__WHAT TO WORK ON__.
Tell how many lines have the string "screenshot" in them, and write nothing besides the number.

__DATA ROWS__.
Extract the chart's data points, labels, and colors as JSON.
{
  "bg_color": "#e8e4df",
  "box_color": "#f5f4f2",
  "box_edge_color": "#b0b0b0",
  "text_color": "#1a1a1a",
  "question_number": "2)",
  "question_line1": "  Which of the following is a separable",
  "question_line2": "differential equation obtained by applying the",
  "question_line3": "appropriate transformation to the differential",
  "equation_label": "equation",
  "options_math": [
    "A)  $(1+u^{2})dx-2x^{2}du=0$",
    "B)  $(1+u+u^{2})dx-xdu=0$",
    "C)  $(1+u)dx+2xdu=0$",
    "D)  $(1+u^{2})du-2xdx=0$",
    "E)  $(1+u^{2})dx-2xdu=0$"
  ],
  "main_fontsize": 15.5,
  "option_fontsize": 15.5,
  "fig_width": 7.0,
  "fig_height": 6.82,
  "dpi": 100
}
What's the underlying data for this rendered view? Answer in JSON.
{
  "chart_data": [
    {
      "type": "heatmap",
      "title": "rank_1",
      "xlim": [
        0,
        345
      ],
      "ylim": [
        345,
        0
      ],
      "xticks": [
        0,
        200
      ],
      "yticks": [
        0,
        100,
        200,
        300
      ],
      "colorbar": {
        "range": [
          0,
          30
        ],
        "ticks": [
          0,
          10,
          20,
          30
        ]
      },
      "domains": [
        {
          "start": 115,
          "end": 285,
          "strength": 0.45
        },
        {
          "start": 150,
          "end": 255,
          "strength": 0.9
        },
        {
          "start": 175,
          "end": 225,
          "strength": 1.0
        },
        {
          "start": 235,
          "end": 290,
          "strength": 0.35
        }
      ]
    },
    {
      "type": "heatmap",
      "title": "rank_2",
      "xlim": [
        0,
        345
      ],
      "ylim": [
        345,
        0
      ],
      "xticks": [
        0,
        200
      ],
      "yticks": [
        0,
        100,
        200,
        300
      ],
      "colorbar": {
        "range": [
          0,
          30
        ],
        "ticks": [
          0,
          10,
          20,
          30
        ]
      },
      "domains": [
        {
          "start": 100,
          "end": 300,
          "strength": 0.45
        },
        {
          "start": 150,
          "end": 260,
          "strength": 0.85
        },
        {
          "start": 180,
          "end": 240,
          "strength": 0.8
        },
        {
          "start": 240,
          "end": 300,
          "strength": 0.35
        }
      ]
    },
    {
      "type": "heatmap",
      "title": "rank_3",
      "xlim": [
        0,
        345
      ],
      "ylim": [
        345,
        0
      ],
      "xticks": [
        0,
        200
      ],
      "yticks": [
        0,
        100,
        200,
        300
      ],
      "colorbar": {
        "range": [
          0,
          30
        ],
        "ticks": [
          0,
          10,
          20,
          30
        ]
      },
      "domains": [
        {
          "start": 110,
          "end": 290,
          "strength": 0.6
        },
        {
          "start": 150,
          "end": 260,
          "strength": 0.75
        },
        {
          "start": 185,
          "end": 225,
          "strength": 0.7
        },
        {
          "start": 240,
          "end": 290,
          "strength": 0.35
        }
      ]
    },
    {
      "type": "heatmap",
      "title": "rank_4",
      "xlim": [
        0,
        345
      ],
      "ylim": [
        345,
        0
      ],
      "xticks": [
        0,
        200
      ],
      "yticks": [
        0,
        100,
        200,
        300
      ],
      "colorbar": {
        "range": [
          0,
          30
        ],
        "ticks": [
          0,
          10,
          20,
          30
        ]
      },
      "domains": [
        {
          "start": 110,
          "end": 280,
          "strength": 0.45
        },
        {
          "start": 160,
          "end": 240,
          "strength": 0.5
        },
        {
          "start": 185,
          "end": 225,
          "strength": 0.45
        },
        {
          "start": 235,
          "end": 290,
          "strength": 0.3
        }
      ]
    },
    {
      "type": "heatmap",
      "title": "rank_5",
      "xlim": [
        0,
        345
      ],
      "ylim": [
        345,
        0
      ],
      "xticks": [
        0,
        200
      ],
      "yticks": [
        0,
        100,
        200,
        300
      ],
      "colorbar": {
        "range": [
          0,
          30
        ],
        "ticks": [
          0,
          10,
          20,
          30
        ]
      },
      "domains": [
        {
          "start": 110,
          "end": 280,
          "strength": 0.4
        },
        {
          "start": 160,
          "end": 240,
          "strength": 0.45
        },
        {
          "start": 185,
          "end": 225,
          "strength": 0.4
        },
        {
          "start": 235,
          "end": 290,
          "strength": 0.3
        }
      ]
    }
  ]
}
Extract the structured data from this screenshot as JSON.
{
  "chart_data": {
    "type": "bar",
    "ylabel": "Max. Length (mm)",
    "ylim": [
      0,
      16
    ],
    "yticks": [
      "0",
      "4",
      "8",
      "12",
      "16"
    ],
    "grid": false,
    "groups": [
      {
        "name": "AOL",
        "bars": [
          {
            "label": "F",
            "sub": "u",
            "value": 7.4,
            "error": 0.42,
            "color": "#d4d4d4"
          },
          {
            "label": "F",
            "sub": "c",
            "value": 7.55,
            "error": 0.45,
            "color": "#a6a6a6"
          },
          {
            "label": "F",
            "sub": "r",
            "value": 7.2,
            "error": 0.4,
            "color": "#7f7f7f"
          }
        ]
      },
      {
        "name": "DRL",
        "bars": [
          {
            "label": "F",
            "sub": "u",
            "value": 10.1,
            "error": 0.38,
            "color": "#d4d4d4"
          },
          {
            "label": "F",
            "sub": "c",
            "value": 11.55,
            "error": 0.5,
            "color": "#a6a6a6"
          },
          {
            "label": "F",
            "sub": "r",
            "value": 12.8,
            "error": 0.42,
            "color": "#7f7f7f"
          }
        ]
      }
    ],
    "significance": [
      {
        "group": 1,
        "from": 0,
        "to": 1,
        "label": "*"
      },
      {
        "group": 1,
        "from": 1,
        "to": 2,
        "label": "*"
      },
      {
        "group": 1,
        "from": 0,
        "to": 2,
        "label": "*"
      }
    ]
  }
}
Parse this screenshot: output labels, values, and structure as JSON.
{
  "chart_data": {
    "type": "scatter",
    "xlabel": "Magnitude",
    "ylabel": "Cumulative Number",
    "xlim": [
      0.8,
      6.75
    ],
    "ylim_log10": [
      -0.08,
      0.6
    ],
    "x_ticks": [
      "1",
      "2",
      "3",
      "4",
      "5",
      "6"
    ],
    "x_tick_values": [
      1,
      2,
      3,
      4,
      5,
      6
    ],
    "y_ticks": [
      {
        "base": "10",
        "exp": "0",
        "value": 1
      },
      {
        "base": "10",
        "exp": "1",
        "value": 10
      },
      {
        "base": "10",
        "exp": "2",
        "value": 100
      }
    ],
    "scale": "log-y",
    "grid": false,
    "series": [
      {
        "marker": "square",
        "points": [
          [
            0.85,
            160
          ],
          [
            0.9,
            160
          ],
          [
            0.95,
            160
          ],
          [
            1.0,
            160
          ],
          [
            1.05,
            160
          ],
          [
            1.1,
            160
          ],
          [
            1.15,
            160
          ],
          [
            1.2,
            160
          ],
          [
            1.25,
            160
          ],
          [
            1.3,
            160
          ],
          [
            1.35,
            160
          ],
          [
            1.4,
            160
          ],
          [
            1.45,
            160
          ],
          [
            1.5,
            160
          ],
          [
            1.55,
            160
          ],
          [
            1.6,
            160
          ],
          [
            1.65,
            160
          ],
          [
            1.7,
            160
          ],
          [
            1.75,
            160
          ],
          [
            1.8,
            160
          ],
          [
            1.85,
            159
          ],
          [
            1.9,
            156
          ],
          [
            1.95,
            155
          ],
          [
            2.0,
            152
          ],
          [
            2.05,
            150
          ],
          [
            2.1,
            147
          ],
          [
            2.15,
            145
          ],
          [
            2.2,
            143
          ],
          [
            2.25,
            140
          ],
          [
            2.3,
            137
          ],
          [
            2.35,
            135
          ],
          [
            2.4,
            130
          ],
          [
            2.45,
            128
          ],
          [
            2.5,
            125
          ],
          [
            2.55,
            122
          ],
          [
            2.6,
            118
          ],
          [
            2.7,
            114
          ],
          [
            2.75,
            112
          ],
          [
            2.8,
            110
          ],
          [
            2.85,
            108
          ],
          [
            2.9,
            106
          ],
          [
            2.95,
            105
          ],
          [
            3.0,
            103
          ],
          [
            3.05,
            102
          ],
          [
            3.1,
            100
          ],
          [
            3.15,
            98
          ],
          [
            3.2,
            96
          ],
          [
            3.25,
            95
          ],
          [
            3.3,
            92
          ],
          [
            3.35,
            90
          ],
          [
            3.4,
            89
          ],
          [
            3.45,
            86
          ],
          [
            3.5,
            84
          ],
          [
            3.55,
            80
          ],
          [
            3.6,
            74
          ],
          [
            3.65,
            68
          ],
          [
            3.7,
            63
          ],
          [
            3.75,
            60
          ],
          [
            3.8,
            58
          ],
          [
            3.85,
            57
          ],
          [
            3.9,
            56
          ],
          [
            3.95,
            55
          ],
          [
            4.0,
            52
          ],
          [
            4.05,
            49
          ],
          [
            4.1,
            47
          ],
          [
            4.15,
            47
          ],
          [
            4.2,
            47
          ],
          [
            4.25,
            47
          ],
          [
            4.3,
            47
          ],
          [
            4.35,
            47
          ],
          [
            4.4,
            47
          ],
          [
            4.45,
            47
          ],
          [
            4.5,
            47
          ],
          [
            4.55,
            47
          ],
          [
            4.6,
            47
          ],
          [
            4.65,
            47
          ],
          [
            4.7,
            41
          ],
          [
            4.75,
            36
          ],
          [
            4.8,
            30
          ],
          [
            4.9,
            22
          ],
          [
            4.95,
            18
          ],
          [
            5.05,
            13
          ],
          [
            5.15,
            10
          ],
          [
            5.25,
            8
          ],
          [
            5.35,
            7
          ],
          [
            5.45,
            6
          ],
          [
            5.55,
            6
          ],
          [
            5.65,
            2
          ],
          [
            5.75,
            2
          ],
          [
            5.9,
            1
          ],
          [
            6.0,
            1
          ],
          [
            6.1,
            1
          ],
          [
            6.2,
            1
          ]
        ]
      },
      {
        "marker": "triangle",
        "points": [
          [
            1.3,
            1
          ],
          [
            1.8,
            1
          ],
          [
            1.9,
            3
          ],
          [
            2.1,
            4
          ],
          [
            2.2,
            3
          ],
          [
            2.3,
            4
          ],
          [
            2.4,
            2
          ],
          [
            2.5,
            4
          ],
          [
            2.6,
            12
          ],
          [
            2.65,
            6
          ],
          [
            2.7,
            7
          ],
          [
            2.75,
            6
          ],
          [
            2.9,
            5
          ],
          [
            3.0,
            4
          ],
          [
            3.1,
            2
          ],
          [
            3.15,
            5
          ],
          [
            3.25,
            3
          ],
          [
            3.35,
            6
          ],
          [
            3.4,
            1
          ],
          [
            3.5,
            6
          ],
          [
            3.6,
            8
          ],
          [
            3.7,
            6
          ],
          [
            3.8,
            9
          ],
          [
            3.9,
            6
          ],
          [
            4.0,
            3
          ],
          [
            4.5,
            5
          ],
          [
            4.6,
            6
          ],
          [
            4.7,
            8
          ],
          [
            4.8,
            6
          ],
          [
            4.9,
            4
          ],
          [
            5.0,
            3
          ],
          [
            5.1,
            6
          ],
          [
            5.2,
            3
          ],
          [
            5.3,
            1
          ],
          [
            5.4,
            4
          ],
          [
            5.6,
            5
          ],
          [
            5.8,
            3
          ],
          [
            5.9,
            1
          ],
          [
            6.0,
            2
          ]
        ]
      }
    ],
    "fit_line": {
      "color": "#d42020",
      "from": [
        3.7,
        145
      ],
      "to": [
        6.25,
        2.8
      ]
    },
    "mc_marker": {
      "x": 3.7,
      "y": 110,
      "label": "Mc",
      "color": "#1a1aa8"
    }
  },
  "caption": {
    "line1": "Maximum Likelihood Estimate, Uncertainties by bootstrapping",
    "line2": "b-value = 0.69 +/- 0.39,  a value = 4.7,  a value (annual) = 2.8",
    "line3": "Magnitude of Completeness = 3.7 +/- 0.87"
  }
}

__REPLY TO THE EXERCISE__.
2